* Direction
Work through the data line by line, gathering every line that has the word "electrolyser".

* Supplied entries
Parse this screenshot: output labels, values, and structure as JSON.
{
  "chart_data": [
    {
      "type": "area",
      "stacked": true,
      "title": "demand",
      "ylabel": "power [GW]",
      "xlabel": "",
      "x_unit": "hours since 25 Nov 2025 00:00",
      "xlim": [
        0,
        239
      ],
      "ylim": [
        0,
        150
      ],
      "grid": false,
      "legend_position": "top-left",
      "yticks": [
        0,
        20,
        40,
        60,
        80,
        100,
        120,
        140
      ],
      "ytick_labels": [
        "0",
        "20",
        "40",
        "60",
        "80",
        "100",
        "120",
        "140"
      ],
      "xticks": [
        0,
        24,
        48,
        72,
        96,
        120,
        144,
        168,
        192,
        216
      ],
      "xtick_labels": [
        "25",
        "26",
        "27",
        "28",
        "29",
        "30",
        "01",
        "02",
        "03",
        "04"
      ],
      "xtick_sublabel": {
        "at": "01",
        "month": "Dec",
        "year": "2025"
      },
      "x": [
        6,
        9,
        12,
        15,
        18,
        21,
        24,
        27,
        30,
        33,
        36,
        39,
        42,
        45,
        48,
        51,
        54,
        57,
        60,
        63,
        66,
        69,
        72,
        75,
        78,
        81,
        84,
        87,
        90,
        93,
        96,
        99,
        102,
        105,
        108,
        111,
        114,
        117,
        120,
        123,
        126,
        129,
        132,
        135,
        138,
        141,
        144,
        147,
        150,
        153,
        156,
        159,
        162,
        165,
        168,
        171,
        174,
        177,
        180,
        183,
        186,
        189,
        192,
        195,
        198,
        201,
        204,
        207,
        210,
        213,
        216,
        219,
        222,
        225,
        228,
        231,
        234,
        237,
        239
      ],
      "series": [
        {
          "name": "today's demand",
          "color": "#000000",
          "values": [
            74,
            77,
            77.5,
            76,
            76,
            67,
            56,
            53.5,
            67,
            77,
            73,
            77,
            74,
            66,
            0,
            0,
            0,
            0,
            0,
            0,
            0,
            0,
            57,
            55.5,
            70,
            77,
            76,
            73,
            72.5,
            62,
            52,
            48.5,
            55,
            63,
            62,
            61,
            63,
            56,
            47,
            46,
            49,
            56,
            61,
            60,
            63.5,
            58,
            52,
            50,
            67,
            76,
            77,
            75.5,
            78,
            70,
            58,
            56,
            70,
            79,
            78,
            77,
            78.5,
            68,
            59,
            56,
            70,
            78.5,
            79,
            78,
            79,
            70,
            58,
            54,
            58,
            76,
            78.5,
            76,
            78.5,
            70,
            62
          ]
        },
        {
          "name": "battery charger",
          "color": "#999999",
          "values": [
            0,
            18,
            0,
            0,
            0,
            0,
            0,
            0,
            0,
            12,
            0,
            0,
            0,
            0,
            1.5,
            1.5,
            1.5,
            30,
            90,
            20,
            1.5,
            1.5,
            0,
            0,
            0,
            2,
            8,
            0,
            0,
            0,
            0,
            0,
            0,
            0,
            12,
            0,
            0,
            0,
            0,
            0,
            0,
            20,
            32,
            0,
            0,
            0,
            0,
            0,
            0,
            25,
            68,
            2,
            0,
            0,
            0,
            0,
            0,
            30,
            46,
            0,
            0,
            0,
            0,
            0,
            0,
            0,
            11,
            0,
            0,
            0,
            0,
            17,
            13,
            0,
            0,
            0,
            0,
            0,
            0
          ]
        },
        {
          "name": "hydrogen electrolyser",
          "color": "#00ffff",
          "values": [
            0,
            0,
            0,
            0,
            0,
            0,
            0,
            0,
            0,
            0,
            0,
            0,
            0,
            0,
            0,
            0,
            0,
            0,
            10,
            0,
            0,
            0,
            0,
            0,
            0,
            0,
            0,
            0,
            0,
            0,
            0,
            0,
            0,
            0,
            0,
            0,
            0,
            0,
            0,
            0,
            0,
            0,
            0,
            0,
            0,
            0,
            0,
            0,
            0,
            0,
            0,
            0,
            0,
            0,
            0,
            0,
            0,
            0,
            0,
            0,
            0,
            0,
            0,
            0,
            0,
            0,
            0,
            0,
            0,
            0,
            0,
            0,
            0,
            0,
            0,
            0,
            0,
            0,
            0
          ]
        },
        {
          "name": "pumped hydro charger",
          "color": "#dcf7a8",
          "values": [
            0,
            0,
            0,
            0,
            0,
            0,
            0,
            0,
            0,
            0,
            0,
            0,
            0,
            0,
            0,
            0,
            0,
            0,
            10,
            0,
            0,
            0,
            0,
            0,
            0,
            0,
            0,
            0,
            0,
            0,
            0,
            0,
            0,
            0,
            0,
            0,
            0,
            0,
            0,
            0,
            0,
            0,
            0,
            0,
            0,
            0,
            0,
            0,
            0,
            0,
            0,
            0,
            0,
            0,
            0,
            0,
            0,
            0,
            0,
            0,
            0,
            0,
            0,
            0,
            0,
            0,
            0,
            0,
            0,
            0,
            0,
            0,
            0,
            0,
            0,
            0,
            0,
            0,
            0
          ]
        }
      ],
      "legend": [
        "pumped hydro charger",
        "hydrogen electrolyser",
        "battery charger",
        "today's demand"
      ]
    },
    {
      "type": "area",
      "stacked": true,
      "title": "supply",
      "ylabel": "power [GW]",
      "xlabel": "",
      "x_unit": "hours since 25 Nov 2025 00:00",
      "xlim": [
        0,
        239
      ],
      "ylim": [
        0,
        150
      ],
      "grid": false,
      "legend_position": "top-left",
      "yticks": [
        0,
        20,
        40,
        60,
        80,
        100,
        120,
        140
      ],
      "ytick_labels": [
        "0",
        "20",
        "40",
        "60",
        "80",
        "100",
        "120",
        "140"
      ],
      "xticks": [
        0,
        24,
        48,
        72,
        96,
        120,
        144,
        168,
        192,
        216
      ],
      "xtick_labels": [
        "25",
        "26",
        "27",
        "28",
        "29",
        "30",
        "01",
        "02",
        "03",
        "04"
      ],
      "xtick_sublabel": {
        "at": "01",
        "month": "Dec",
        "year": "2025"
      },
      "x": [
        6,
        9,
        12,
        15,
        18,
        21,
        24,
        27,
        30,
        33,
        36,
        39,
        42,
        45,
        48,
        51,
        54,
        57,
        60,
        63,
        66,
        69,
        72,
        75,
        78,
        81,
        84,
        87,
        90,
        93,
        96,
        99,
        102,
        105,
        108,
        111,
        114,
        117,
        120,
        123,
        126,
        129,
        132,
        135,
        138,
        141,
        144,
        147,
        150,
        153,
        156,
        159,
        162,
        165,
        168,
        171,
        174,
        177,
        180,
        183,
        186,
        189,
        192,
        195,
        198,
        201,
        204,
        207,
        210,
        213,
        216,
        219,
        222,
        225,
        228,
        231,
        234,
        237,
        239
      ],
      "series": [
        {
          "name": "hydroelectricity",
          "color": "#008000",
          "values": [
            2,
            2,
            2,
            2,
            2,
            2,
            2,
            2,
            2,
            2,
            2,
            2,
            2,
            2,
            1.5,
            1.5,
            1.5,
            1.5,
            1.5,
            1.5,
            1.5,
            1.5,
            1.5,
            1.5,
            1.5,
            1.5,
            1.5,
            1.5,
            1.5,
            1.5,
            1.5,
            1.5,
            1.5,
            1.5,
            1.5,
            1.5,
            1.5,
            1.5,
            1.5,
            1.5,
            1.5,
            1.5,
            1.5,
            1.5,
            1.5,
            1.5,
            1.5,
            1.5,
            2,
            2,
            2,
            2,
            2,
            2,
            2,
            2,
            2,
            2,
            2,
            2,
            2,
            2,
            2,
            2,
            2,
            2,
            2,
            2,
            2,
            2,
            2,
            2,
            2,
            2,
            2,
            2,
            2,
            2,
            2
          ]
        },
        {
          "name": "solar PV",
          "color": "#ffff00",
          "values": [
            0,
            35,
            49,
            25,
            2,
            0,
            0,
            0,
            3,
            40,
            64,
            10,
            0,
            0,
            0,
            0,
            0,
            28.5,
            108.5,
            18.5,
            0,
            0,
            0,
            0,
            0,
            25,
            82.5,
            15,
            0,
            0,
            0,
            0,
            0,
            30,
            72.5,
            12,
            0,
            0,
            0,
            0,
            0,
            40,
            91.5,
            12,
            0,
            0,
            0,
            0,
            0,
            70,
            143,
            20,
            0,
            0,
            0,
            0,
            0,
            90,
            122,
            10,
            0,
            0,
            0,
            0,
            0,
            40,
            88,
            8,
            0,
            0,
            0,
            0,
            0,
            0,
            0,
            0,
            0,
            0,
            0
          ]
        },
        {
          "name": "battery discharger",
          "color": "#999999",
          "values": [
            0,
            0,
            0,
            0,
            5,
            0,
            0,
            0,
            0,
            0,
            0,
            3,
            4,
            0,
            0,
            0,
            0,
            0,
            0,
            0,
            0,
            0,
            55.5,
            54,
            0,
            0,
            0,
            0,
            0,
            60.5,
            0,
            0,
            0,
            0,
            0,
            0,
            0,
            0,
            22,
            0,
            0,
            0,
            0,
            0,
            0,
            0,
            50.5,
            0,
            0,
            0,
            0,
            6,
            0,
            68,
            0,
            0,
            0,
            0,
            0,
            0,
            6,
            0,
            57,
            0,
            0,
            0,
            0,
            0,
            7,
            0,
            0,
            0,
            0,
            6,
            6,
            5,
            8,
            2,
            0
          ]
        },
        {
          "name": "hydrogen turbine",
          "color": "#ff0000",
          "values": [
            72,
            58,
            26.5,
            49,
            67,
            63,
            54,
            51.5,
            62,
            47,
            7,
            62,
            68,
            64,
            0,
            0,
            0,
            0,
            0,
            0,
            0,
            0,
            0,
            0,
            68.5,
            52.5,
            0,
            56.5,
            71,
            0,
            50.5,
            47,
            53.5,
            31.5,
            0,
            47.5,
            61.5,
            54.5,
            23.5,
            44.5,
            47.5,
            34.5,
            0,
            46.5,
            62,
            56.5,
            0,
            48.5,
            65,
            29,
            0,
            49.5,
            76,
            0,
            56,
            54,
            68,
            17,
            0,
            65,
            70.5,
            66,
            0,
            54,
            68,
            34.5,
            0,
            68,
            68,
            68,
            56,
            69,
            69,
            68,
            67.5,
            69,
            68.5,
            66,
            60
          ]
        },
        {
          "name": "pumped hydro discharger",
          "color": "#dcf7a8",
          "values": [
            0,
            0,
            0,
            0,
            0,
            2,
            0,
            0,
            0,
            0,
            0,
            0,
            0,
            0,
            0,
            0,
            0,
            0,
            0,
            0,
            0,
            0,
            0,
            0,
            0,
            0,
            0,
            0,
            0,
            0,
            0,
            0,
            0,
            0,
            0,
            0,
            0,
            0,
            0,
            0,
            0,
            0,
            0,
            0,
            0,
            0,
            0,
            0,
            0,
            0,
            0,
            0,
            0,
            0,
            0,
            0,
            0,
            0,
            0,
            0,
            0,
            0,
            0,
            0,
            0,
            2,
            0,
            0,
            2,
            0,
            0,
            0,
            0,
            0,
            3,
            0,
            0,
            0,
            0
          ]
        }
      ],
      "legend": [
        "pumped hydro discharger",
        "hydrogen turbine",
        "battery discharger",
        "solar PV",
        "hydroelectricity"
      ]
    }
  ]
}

* The answer
          "name": "hydrogen electrolyser",
        "hydrogen electrolyser",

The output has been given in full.